─── Listing
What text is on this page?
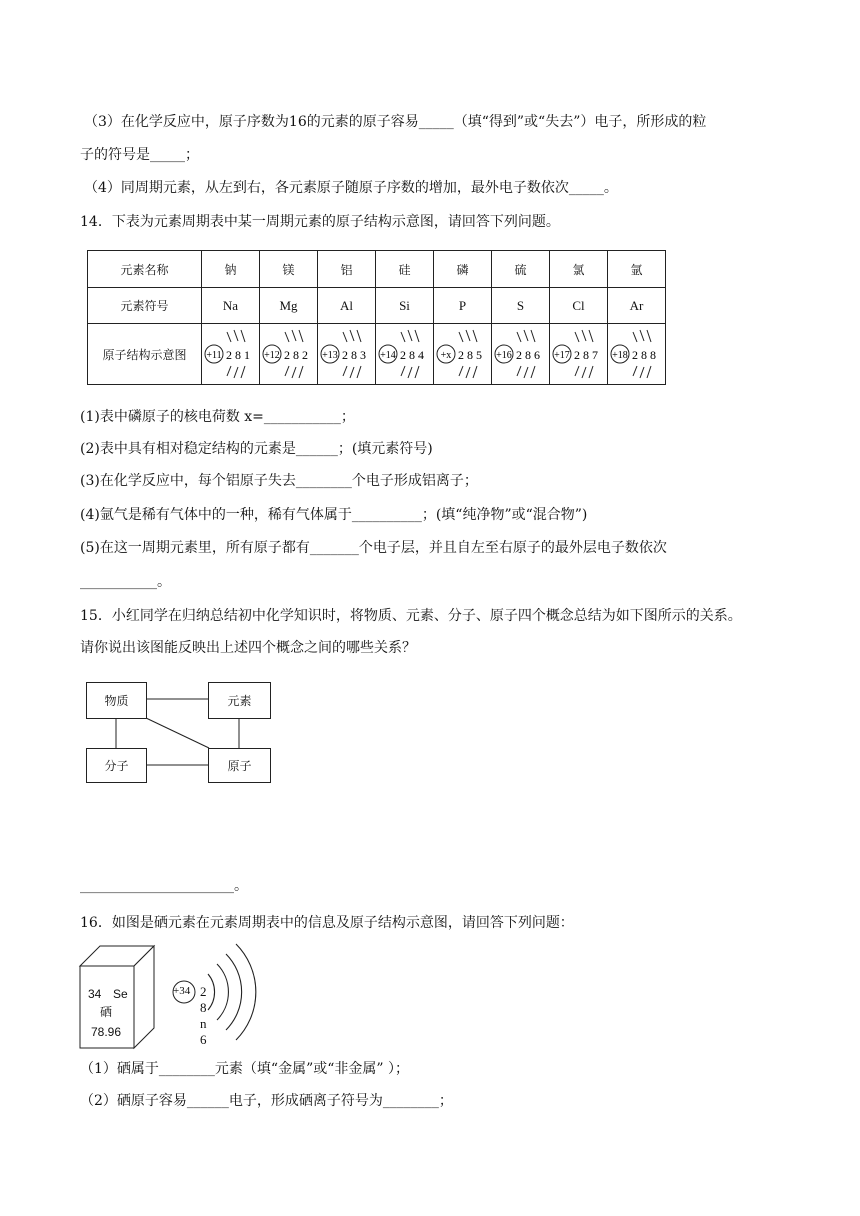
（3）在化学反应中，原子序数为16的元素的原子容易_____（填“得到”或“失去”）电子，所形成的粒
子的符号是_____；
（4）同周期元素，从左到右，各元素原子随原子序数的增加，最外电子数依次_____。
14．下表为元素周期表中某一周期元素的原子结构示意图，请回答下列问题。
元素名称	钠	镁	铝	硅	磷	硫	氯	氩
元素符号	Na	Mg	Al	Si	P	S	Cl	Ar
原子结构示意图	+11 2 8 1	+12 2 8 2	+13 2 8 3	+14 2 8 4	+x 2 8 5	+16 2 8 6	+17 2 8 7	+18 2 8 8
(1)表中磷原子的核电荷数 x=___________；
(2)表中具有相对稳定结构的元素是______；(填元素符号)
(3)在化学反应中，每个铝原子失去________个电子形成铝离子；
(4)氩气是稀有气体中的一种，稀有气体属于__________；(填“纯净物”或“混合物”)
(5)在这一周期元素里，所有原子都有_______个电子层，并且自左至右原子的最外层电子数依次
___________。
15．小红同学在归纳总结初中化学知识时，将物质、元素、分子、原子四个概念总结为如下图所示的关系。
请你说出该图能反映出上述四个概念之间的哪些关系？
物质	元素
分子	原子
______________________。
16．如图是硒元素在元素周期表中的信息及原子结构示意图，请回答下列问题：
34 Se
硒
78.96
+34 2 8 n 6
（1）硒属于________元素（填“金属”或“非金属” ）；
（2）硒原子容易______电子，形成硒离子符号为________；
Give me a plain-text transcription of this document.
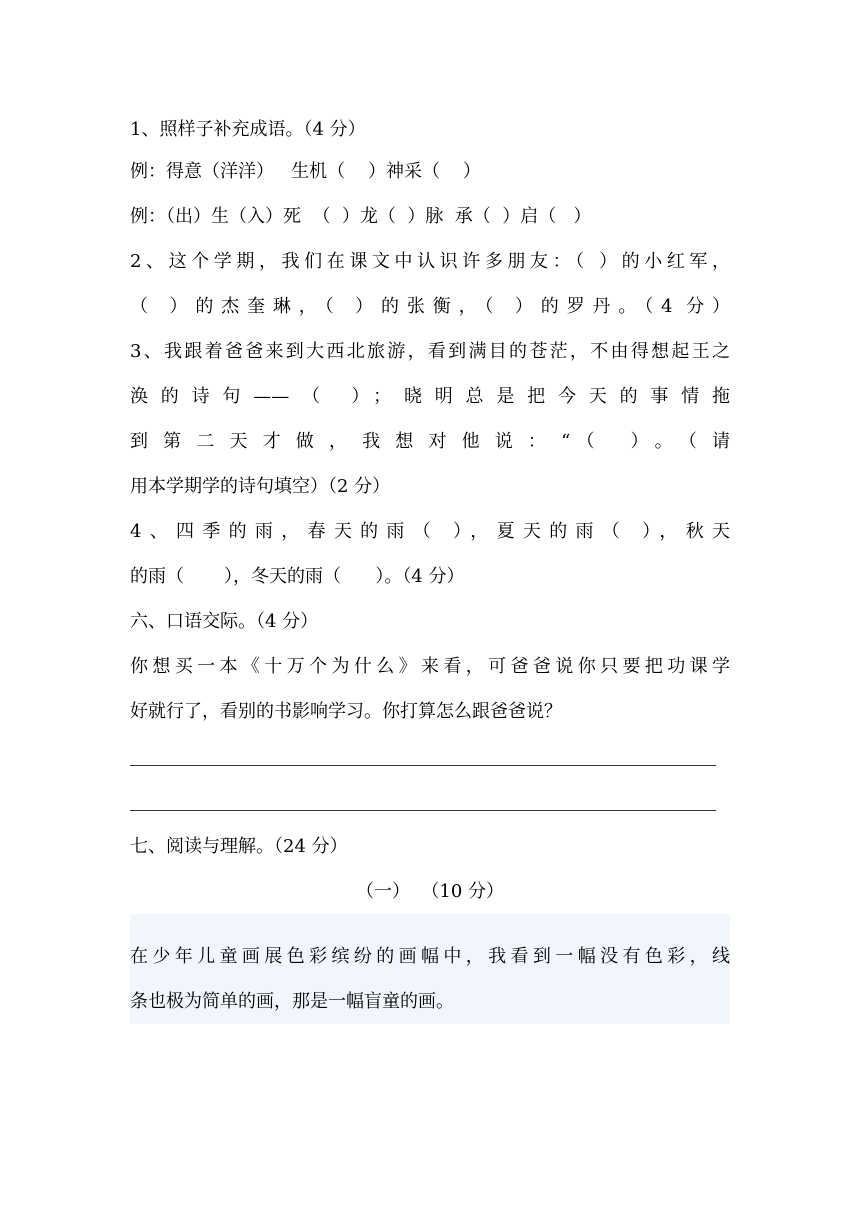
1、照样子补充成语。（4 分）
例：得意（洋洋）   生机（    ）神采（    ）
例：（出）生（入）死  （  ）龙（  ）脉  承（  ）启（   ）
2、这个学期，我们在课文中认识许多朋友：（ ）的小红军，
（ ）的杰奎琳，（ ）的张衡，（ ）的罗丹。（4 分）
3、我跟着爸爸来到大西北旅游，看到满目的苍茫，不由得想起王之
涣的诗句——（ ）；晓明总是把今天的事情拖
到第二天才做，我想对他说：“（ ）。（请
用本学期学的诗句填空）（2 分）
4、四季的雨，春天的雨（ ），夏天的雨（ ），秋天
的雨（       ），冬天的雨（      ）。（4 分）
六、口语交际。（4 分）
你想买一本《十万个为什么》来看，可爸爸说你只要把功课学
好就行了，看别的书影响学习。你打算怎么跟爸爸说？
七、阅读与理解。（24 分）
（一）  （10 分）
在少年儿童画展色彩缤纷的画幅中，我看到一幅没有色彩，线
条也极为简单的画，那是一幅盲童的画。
──────
• _Exercise aim_
Starting at the line that contains "Give me a plain-text", retype each line through the final one in the listing, with both ends kept and the pictures omitted.

• _Completed exercise_
Give me a plain-text transcription of this document.
1、照样子补充成语。（4 分）
例：得意（洋洋）   生机（    ）神采（    ）
例：（出）生（入）死  （  ）龙（  ）脉  承（  ）启（   ）
2、这个学期，我们在课文中认识许多朋友：（ ）的小红军，
（ ）的杰奎琳，（ ）的张衡，（ ）的罗丹。（4 分）
3、我跟着爸爸来到大西北旅游，看到满目的苍茫，不由得想起王之
涣的诗句——（ ）；晓明总是把今天的事情拖
到第二天才做，我想对他说：“（ ）。（请
用本学期学的诗句填空）（2 分）
4、四季的雨，春天的雨（ ），夏天的雨（ ），秋天
的雨（       ），冬天的雨（      ）。（4 分）
六、口语交际。（4 分）
你想买一本《十万个为什么》来看，可爸爸说你只要把功课学
好就行了，看别的书影响学习。你打算怎么跟爸爸说？
七、阅读与理解。（24 分）
（一）  （10 分）
在少年儿童画展色彩缤纷的画幅中，我看到一幅没有色彩，线
条也极为简单的画，那是一幅盲童的画。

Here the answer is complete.